Recast every line of the entries below as a Markdown table with the columns Row and Line, numbering each row and leaving out any blank lines.

- **GIVEN RECORDS**:
++++
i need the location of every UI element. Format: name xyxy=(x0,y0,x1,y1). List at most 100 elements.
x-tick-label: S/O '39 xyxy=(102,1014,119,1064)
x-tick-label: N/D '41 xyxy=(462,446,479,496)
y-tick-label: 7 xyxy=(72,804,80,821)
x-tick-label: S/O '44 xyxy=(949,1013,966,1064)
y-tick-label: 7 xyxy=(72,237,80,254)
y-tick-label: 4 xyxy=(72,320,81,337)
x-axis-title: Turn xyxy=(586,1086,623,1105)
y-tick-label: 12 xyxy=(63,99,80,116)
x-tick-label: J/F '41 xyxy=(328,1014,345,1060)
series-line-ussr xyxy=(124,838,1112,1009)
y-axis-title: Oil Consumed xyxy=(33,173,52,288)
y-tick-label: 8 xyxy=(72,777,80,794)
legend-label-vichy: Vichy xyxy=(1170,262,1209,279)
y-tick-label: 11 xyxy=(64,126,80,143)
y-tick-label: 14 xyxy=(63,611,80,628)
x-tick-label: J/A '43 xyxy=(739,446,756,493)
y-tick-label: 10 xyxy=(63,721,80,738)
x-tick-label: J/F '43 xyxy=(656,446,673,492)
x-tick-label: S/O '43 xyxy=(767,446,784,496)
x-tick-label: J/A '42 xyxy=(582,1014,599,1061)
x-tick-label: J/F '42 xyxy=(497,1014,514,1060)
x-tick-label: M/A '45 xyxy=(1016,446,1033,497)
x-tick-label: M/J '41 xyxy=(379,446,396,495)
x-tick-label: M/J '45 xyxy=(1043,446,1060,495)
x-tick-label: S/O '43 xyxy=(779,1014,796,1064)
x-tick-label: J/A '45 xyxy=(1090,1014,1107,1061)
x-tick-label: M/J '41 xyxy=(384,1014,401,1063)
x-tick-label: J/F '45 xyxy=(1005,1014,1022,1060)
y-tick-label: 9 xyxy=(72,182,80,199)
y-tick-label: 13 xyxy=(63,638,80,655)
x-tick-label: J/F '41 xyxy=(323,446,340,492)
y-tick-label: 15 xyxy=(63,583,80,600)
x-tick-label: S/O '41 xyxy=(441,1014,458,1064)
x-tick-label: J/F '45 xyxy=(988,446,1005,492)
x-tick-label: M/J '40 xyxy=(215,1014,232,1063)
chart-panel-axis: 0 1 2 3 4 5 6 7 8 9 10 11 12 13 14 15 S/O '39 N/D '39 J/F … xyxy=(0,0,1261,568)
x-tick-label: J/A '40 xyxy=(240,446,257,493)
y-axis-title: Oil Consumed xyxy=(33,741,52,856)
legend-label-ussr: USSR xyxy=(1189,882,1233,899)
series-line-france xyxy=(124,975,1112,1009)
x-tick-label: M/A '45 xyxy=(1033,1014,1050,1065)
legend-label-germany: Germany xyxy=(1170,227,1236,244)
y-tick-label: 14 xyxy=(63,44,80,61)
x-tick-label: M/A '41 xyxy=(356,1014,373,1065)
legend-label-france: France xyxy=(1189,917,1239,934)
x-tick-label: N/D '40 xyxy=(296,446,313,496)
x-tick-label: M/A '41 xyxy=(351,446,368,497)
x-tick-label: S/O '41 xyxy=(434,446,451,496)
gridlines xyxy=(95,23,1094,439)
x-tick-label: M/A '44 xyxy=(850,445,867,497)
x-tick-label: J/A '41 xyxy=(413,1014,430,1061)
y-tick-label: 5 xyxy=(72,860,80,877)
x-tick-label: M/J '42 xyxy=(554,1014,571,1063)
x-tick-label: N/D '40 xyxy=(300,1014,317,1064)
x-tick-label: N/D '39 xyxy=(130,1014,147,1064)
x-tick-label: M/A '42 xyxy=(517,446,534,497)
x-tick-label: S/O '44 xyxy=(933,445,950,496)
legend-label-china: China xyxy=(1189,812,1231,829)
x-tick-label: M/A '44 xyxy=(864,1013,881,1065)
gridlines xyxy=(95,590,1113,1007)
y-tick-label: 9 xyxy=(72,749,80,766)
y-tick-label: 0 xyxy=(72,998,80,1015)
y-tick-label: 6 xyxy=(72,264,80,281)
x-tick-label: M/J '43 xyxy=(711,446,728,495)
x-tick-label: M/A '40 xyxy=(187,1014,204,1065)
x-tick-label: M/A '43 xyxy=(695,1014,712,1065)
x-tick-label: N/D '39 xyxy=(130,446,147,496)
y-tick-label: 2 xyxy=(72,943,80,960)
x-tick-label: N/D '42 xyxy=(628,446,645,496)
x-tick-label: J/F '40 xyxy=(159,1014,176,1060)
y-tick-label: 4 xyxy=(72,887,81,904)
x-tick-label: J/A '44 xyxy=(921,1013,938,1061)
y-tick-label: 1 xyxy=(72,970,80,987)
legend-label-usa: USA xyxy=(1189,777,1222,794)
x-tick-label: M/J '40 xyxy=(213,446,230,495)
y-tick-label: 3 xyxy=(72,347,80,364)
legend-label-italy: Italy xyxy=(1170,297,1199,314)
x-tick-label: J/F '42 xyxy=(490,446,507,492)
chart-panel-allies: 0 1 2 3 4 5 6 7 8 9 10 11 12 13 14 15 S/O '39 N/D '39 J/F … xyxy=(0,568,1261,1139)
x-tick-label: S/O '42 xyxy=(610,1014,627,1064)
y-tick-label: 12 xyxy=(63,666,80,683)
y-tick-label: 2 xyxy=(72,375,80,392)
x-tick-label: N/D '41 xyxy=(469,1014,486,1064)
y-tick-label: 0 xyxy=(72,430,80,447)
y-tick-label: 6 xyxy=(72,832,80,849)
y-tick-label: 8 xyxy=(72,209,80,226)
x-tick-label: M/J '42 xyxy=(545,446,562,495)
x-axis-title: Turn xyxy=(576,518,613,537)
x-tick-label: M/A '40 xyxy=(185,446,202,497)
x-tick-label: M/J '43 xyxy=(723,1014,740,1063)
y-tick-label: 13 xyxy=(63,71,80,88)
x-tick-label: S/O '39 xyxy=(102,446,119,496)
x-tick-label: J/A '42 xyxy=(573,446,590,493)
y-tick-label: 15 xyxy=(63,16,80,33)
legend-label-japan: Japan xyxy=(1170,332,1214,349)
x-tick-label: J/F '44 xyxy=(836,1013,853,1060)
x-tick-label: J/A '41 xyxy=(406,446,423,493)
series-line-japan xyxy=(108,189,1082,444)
++++
- **EXERCISE SOLUTION**:
| Row | Line |
|---|---|
| 1 | i need the location of every UI element. Format: name xyxy=(x0,y0,x1,y1). List at most 100 elements. |
| 2 | x-tick-label: S/O '39 xyxy=(102,1014,119,1064) |
| 3 | x-tick-label: N/D '41 xyxy=(462,446,479,496) |
| 4 | y-tick-label: 7 xyxy=(72,804,80,821) |
| 5 | x-tick-label: S/O '44 xyxy=(949,1013,966,1064) |
| 6 | y-tick-label: 7 xyxy=(72,237,80,254) |
| 7 | y-tick-label: 4 xyxy=(72,320,81,337) |
| 8 | x-axis-title: Turn xyxy=(586,1086,623,1105) |
| 9 | y-tick-label: 12 xyxy=(63,99,80,116) |
| 10 | x-tick-label: J/F '41 xyxy=(328,1014,345,1060) |
| 11 | series-line-ussr xyxy=(124,838,1112,1009) |
| 12 | y-axis-title: Oil Consumed xyxy=(33,173,52,288) |
| 13 | y-tick-label: 8 xyxy=(72,777,80,794) |
| 14 | legend-label-vichy: Vichy xyxy=(1170,262,1209,279) |
| 15 | y-tick-label: 11 xyxy=(64,126,80,143) |
| 16 | y-tick-label: 14 xyxy=(63,611,80,628) |
| 17 | x-tick-label: J/A '43 xyxy=(739,446,756,493) |
| 18 | y-tick-label: 10 xyxy=(63,721,80,738) |
| 19 | x-tick-label: J/F '43 xyxy=(656,446,673,492) |
| 20 | x-tick-label: S/O '43 xyxy=(767,446,784,496) |
| 21 | x-tick-label: J/A '42 xyxy=(582,1014,599,1061) |
| 22 | x-tick-label: J/F '42 xyxy=(497,1014,514,1060) |
| 23 | x-tick-label: M/A '45 xyxy=(1016,446,1033,497) |
| 24 | x-tick-label: M/J '41 xyxy=(379,446,396,495) |
| 25 | x-tick-label: M/J '45 xyxy=(1043,446,1060,495) |
| 26 | x-tick-label: S/O '43 xyxy=(779,1014,796,1064) |
| 27 | x-tick-label: J/A '45 xyxy=(1090,1014,1107,1061) |
| 28 | x-tick-label: M/J '41 xyxy=(384,1014,401,1063) |
| 29 | x-tick-label: J/F '45 xyxy=(1005,1014,1022,1060) |
| 30 | y-tick-label: 9 xyxy=(72,182,80,199) |
| 31 | y-tick-label: 13 xyxy=(63,638,80,655) |
| 32 | x-tick-label: J/F '41 xyxy=(323,446,340,492) |
| 33 | y-tick-label: 15 xyxy=(63,583,80,600) |
| 34 | x-tick-label: S/O '41 xyxy=(441,1014,458,1064) |
| 35 | x-tick-label: J/F '45 xyxy=(988,446,1005,492) |
| 36 | x-tick-label: M/J '40 xyxy=(215,1014,232,1063) |
| 37 | chart-panel-axis: 0 1 2 3 4 5 6 7 8 9 10 11 12 13 14 15 S/O '39 N/D '39 J/F … xyxy=(0,0,1261,568) |
| 38 | x-tick-label: J/A '40 xyxy=(240,446,257,493) |
| 39 | y-axis-title: Oil Consumed xyxy=(33,741,52,856) |
| 40 | legend-label-ussr: USSR xyxy=(1189,882,1233,899) |
| 41 | series-line-france xyxy=(124,975,1112,1009) |
| 42 | x-tick-label: M/A '45 xyxy=(1033,1014,1050,1065) |
| 43 | legend-label-germany: Germany xyxy=(1170,227,1236,244) |
| 44 | y-tick-label: 14 xyxy=(63,44,80,61) |
| 45 | x-tick-label: M/A '41 xyxy=(356,1014,373,1065) |
| 46 | legend-label-france: France xyxy=(1189,917,1239,934) |
| 47 | x-tick-label: N/D '40 xyxy=(296,446,313,496) |
| 48 | x-tick-label: M/A '41 xyxy=(351,446,368,497) |
| 49 | x-tick-label: S/O '41 xyxy=(434,446,451,496) |
| 50 | gridlines xyxy=(95,23,1094,439) |
| 51 | x-tick-label: M/A '44 xyxy=(850,445,867,497) |
| 52 | x-tick-label: J/A '41 xyxy=(413,1014,430,1061) |
| 53 | y-tick-label: 5 xyxy=(72,860,80,877) |
| 54 | x-tick-label: M/J '42 xyxy=(554,1014,571,1063) |
| 55 | x-tick-label: N/D '40 xyxy=(300,1014,317,1064) |
| 56 | x-tick-label: N/D '39 xyxy=(130,1014,147,1064) |
| 57 | x-tick-label: M/A '42 xyxy=(517,446,534,497) |
| 58 | x-tick-label: S/O '44 xyxy=(933,445,950,496) |
| 59 | legend-label-china: China xyxy=(1189,812,1231,829) |
| 60 | x-tick-label: M/A '44 xyxy=(864,1013,881,1065) |
| 61 | gridlines xyxy=(95,590,1113,1007) |
| 62 | y-tick-label: 9 xyxy=(72,749,80,766) |
| 63 | y-tick-label: 0 xyxy=(72,998,80,1015) |
| 64 | y-tick-label: 6 xyxy=(72,264,80,281) |
| 65 | x-tick-label: M/J '43 xyxy=(711,446,728,495) |
| 66 | x-tick-label: M/A '40 xyxy=(187,1014,204,1065) |
| 67 | x-tick-label: M/A '43 xyxy=(695,1014,712,1065) |
| 68 | x-tick-label: N/D '39 xyxy=(130,446,147,496) |
| 69 | y-tick-label: 2 xyxy=(72,943,80,960) |
| 70 | x-tick-label: N/D '42 xyxy=(628,446,645,496) |
| 71 | x-tick-label: J/F '40 xyxy=(159,1014,176,1060) |
| 72 | y-tick-label: 4 xyxy=(72,887,81,904) |
| 73 | x-tick-label: J/A '44 xyxy=(921,1013,938,1061) |
| 74 | y-tick-label: 1 xyxy=(72,970,80,987) |
| 75 | legend-label-usa: USA xyxy=(1189,777,1222,794) |
| 76 | x-tick-label: M/J '40 xyxy=(213,446,230,495) |
| 77 | y-tick-label: 3 xyxy=(72,347,80,364) |
| 78 | legend-label-italy: Italy xyxy=(1170,297,1199,314) |
| 79 | x-tick-label: J/F '42 xyxy=(490,446,507,492) |
| 80 | chart-panel-allies: 0 1 2 3 4 5 6 7 8 9 10 11 12 13 14 15 S/O '39 N/D '39 J/F … xyxy=(0,568,1261,1139) |
| 81 | x-tick-label: S/O '42 xyxy=(610,1014,627,1064) |
| 82 | y-tick-label: 12 xyxy=(63,666,80,683) |
| 83 | y-tick-label: 2 xyxy=(72,375,80,392) |
| 84 | x-tick-label: N/D '41 xyxy=(469,1014,486,1064) |
| 85 | y-tick-label: 0 xyxy=(72,430,80,447) |
| 86 | y-tick-label: 6 xyxy=(72,832,80,849) |
| 87 | y-tick-label: 8 xyxy=(72,209,80,226) |
| 88 | x-tick-label: M/J '42 xyxy=(545,446,562,495) |
| 89 | x-axis-title: Turn xyxy=(576,518,613,537) |
| 90 | x-tick-label: M/A '40 xyxy=(185,446,202,497) |
| 91 | x-tick-label: M/J '43 xyxy=(723,1014,740,1063) |
| 92 | y-tick-label: 13 xyxy=(63,71,80,88) |
| 93 | x-tick-label: S/O '39 xyxy=(102,446,119,496) |
| 94 | x-tick-label: J/A '42 xyxy=(573,446,590,493) |
| 95 | y-tick-label: 15 xyxy=(63,16,80,33) |
| 96 | legend-label-japan: Japan xyxy=(1170,332,1214,349) |
| 97 | x-tick-label: J/F '44 xyxy=(836,1013,853,1060) |
| 98 | x-tick-label: J/A '41 xyxy=(406,446,423,493) |
| 99 | series-line-japan xyxy=(108,189,1082,444) |